#### Data for the task ####

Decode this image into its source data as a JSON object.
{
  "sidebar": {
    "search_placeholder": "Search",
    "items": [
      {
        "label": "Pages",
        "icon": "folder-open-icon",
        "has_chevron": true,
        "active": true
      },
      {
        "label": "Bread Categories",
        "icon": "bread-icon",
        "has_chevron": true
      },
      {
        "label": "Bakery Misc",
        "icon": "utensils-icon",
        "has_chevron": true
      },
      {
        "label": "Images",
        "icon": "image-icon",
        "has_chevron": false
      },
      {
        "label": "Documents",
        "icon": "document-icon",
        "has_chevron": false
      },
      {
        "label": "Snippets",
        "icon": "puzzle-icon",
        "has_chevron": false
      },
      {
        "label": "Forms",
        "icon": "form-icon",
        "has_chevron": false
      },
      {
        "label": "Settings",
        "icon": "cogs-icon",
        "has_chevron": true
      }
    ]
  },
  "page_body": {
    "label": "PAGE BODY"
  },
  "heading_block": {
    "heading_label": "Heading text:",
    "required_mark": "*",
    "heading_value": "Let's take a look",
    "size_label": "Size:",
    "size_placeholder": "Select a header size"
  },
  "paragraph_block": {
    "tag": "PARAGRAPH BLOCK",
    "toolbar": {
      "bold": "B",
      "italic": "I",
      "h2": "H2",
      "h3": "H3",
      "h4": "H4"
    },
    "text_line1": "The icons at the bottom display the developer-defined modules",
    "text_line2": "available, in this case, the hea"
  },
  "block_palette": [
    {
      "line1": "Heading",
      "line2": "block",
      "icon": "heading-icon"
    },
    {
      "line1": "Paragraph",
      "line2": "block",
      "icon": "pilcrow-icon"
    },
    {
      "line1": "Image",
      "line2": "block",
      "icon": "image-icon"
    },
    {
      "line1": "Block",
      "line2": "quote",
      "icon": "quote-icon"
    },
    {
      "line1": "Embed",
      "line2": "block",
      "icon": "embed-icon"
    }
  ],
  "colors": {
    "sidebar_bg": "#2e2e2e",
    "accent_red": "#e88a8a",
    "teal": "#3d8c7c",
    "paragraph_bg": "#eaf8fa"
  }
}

####

To be done — Your task is to repeat the data exactly; please include every line.

Answer to the task —
Decode this image into its source data as a JSON object.
{
  "sidebar": {
    "search_placeholder": "Search",
    "items": [
      {
        "label": "Pages",
        "icon": "folder-open-icon",
        "has_chevron": true,
        "active": true
      },
      {
        "label": "Bread Categories",
        "icon": "bread-icon",
        "has_chevron": true
      },
      {
        "label": "Bakery Misc",
        "icon": "utensils-icon",
        "has_chevron": true
      },
      {
        "label": "Images",
        "icon": "image-icon",
        "has_chevron": false
      },
      {
        "label": "Documents",
        "icon": "document-icon",
        "has_chevron": false
      },
      {
        "label": "Snippets",
        "icon": "puzzle-icon",
        "has_chevron": false
      },
      {
        "label": "Forms",
        "icon": "form-icon",
        "has_chevron": false
      },
      {
        "label": "Settings",
        "icon": "cogs-icon",
        "has_chevron": true
      }
    ]
  },
  "page_body": {
    "label": "PAGE BODY"
  },
  "heading_block": {
    "heading_label": "Heading text:",
    "required_mark": "*",
    "heading_value": "Let's take a look",
    "size_label": "Size:",
    "size_placeholder": "Select a header size"
  },
  "paragraph_block": {
    "tag": "PARAGRAPH BLOCK",
    "toolbar": {
      "bold": "B",
      "italic": "I",
      "h2": "H2",
      "h3": "H3",
      "h4": "H4"
    },
    "text_line1": "The icons at the bottom display the developer-defined modules",
    "text_line2": "available, in this case, the hea"
  },
  "block_palette": [
    {
      "line1": "Heading",
      "line2": "block",
      "icon": "heading-icon"
    },
    {
      "line1": "Paragraph",
      "line2": "block",
      "icon": "pilcrow-icon"
    },
    {
      "line1": "Image",
      "line2": "block",
      "icon": "image-icon"
    },
    {
      "line1": "Block",
      "line2": "quote",
      "icon": "quote-icon"
    },
    {
      "line1": "Embed",
      "line2": "block",
      "icon": "embed-icon"
    }
  ],
  "colors": {
    "sidebar_bg": "#2e2e2e",
    "accent_red": "#e88a8a",
    "teal": "#3d8c7c",
    "paragraph_bg": "#eaf8fa"
  }
}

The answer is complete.